_PROBLEM STATEMENT_
Every entry needs to be printed exactly, please.

_SUPPLIED MATERIAL_

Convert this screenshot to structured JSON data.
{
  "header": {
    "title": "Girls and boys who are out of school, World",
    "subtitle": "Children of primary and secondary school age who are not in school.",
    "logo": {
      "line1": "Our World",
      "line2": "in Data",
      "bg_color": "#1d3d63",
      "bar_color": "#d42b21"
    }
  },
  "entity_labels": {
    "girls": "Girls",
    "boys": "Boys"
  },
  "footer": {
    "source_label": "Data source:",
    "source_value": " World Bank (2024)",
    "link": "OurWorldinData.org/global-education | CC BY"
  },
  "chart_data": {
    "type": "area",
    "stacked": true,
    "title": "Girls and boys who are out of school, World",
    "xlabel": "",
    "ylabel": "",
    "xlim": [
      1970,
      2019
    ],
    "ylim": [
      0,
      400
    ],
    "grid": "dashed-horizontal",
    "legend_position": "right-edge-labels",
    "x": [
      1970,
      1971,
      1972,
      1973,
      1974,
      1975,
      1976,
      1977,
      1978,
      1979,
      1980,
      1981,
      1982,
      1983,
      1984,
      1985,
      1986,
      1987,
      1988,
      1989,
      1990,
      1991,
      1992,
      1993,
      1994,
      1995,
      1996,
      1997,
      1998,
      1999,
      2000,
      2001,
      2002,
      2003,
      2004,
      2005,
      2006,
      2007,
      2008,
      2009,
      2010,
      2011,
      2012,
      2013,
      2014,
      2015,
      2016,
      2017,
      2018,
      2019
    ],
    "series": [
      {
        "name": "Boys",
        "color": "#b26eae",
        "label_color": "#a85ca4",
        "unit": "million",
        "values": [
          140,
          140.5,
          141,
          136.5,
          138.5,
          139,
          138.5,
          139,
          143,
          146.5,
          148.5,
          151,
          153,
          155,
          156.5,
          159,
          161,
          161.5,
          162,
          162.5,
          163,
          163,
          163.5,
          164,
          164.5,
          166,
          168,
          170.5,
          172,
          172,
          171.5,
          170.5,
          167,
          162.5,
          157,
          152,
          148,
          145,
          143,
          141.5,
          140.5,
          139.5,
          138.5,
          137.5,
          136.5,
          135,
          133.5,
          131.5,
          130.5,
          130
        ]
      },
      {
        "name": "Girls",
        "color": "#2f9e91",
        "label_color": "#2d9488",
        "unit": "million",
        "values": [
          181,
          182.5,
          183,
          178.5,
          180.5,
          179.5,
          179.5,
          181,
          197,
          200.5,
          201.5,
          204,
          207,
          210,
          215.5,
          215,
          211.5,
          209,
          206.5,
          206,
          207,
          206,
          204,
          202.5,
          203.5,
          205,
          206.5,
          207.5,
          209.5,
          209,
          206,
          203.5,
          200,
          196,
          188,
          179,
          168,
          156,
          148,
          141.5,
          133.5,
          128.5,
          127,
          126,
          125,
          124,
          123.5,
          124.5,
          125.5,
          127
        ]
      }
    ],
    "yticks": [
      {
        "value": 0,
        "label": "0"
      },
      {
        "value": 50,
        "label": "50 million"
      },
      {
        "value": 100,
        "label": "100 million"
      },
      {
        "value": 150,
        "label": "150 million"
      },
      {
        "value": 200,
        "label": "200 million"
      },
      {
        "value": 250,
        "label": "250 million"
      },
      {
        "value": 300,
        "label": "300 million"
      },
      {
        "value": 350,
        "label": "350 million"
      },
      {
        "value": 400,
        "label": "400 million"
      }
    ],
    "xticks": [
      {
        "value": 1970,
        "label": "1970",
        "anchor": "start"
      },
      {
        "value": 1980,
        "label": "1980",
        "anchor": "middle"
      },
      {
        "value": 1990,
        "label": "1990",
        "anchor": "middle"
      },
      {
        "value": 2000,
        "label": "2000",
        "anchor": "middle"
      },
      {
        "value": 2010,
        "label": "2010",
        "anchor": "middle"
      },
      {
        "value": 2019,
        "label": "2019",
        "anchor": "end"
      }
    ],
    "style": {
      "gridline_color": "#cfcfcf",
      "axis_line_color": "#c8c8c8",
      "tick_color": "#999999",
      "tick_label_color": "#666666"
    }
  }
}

_ANSWER BELOW_
Convert this screenshot to structured JSON data.
{
  "header": {
    "title": "Girls and boys who are out of school, World",
    "subtitle": "Children of primary and secondary school age who are not in school.",
    "logo": {
      "line1": "Our World",
      "line2": "in Data",
      "bg_color": "#1d3d63",
      "bar_color": "#d42b21"
    }
  },
  "entity_labels": {
    "girls": "Girls",
    "boys": "Boys"
  },
  "footer": {
    "source_label": "Data source:",
    "source_value": " World Bank (2024)",
    "link": "OurWorldinData.org/global-education | CC BY"
  },
  "chart_data": {
    "type": "area",
    "stacked": true,
    "title": "Girls and boys who are out of school, World",
    "xlabel": "",
    "ylabel": "",
    "xlim": [
      1970,
      2019
    ],
    "ylim": [
      0,
      400
    ],
    "grid": "dashed-horizontal",
    "legend_position": "right-edge-labels",
    "x": [
      1970,
      1971,
      1972,
      1973,
      1974,
      1975,
      1976,
      1977,
      1978,
      1979,
      1980,
      1981,
      1982,
      1983,
      1984,
      1985,
      1986,
      1987,
      1988,
      1989,
      1990,
      1991,
      1992,
      1993,
      1994,
      1995,
      1996,
      1997,
      1998,
      1999,
      2000,
      2001,
      2002,
      2003,
      2004,
      2005,
      2006,
      2007,
      2008,
      2009,
      2010,
      2011,
      2012,
      2013,
      2014,
      2015,
      2016,
      2017,
      2018,
      2019
    ],
    "series": [
      {
        "name": "Boys",
        "color": "#b26eae",
        "label_color": "#a85ca4",
        "unit": "million",
        "values": [
          140,
          140.5,
          141,
          136.5,
          138.5,
          139,
          138.5,
          139,
          143,
          146.5,
          148.5,
          151,
          153,
          155,
          156.5,
          159,
          161,
          161.5,
          162,
          162.5,
          163,
          163,
          163.5,
          164,
          164.5,
          166,
          168,
          170.5,
          172,
          172,
          171.5,
          170.5,
          167,
          162.5,
          157,
          152,
          148,
          145,
          143,
          141.5,
          140.5,
          139.5,
          138.5,
          137.5,
          136.5,
          135,
          133.5,
          131.5,
          130.5,
          130
        ]
      },
      {
        "name": "Girls",
        "color": "#2f9e91",
        "label_color": "#2d9488",
        "unit": "million",
        "values": [
          181,
          182.5,
          183,
          178.5,
          180.5,
          179.5,
          179.5,
          181,
          197,
          200.5,
          201.5,
          204,
          207,
          210,
          215.5,
          215,
          211.5,
          209,
          206.5,
          206,
          207,
          206,
          204,
          202.5,
          203.5,
          205,
          206.5,
          207.5,
          209.5,
          209,
          206,
          203.5,
          200,
          196,
          188,
          179,
          168,
          156,
          148,
          141.5,
          133.5,
          128.5,
          127,
          126,
          125,
          124,
          123.5,
          124.5,
          125.5,
          127
        ]
      }
    ],
    "yticks": [
      {
        "value": 0,
        "label": "0"
      },
      {
        "value": 50,
        "label": "50 million"
      },
      {
        "value": 100,
        "label": "100 million"
      },
      {
        "value": 150,
        "label": "150 million"
      },
      {
        "value": 200,
        "label": "200 million"
      },
      {
        "value": 250,
        "label": "250 million"
      },
      {
        "value": 300,
        "label": "300 million"
      },
      {
        "value": 350,
        "label": "350 million"
      },
      {
        "value": 400,
        "label": "400 million"
      }
    ],
    "xticks": [
      {
        "value": 1970,
        "label": "1970",
        "anchor": "start"
      },
      {
        "value": 1980,
        "label": "1980",
        "anchor": "middle"
      },
      {
        "value": 1990,
        "label": "1990",
        "anchor": "middle"
      },
      {
        "value": 2000,
        "label": "2000",
        "anchor": "middle"
      },
      {
        "value": 2010,
        "label": "2010",
        "anchor": "middle"
      },
      {
        "value": 2019,
        "label": "2019",
        "anchor": "end"
      }
    ],
    "style": {
      "gridline_color": "#cfcfcf",
      "axis_line_color": "#c8c8c8",
      "tick_color": "#999999",
      "tick_label_color": "#666666"
    }
  }
}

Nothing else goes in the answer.